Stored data
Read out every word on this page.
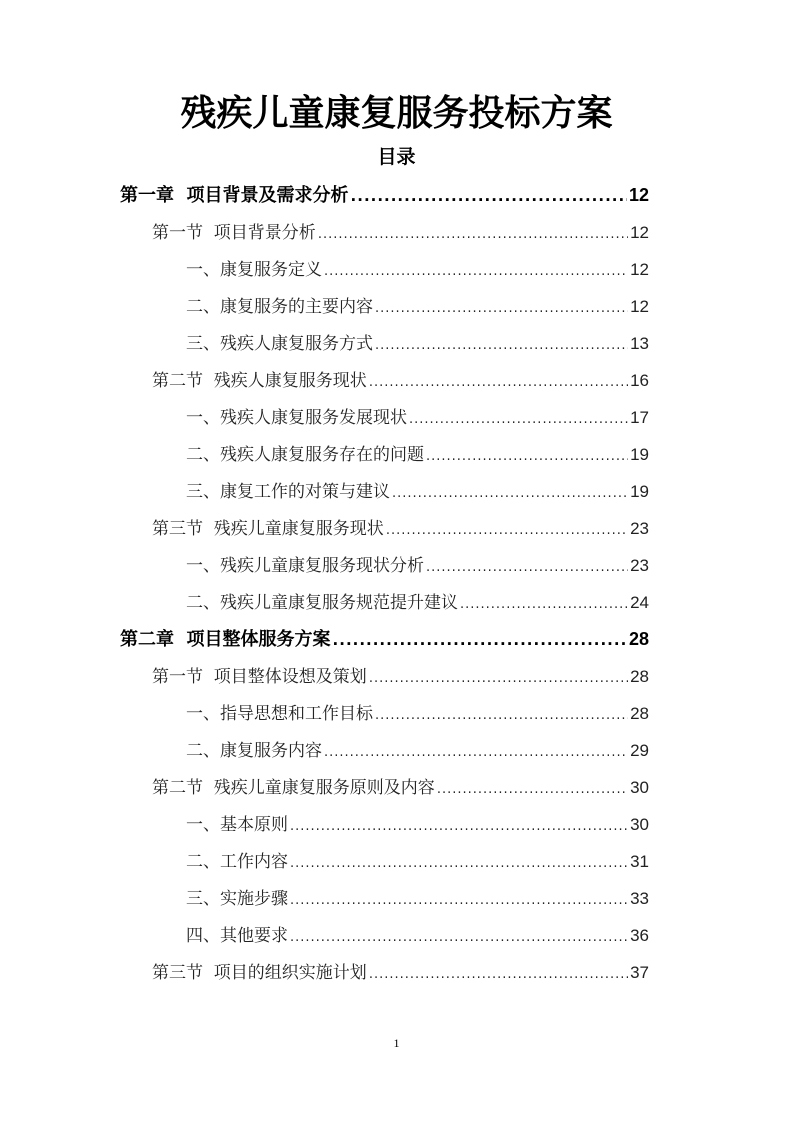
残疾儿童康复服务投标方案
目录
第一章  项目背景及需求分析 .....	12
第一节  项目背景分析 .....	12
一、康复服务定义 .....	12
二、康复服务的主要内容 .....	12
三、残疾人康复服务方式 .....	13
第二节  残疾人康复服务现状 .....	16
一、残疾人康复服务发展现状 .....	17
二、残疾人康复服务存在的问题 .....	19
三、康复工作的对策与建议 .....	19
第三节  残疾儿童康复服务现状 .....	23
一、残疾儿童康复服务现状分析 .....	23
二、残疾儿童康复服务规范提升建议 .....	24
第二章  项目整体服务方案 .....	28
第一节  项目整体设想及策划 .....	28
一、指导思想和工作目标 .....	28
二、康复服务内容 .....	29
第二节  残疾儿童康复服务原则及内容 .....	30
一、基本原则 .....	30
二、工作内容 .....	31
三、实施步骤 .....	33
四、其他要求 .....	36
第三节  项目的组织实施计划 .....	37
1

- TASK TO CARRY OUT
All records above are to be printed exactly, minus the pictures they contain.

- RESPONSE
Read out every word on this page.
残疾儿童康复服务投标方案
目录
第一章  项目背景及需求分析 .....	12
第一节  项目背景分析 .....	12
一、康复服务定义 .....	12
二、康复服务的主要内容 .....	12
三、残疾人康复服务方式 .....	13
第二节  残疾人康复服务现状 .....	16
一、残疾人康复服务发展现状 .....	17
二、残疾人康复服务存在的问题 .....	19
三、康复工作的对策与建议 .....	19
第三节  残疾儿童康复服务现状 .....	23
一、残疾儿童康复服务现状分析 .....	23
二、残疾儿童康复服务规范提升建议 .....	24
第二章  项目整体服务方案 .....	28
第一节  项目整体设想及策划 .....	28
一、指导思想和工作目标 .....	28
二、康复服务内容 .....	29
第二节  残疾儿童康复服务原则及内容 .....	30
一、基本原则 .....	30
二、工作内容 .....	31
三、实施步骤 .....	33
四、其他要求 .....	36
第三节  项目的组织实施计划 .....	37
1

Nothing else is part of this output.